** Short task **
Report the count of lines below that include "Quelle", without any other text.

————

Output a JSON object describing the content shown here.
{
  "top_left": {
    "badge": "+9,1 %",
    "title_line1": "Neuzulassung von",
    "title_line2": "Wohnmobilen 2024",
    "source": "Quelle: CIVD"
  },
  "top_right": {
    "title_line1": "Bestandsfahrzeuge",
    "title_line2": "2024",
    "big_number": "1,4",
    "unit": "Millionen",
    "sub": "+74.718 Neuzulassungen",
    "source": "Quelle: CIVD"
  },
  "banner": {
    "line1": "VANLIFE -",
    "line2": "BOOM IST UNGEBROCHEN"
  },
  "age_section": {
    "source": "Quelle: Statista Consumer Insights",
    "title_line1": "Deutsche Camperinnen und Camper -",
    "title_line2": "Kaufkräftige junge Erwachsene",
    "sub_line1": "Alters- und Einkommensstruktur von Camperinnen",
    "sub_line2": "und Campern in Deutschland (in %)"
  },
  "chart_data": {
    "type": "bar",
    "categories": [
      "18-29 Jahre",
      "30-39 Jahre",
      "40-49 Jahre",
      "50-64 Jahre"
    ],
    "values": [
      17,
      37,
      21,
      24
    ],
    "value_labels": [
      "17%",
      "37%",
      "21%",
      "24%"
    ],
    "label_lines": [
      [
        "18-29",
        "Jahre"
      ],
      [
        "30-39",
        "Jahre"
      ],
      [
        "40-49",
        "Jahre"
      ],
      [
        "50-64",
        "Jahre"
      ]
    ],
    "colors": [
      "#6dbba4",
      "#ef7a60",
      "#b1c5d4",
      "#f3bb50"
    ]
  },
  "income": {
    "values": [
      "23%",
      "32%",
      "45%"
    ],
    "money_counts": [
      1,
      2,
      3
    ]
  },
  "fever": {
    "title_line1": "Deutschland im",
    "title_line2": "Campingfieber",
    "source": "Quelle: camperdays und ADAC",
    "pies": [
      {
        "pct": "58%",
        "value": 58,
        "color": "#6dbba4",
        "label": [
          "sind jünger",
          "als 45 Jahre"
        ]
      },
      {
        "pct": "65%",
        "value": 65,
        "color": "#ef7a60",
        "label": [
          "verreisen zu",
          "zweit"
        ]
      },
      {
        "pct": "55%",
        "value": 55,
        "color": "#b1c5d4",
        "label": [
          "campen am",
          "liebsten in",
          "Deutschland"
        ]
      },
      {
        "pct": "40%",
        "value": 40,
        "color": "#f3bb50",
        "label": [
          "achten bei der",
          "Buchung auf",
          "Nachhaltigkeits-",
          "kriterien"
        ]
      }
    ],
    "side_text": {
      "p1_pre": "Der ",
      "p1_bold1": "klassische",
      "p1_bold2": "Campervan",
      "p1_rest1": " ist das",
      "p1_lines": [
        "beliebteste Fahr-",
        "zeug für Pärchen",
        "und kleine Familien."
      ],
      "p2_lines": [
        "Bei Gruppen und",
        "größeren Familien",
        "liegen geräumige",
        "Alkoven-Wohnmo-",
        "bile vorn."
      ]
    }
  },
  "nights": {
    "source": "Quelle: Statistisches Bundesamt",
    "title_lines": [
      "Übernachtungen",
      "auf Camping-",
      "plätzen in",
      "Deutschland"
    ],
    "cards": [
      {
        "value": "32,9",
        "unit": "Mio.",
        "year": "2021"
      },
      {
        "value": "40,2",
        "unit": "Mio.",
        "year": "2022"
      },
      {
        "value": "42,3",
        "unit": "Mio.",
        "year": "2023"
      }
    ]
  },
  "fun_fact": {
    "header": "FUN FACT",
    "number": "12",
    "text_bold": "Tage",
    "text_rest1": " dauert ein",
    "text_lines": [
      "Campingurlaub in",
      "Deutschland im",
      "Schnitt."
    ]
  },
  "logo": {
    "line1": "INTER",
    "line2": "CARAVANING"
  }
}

————

** Response to the exercise **
5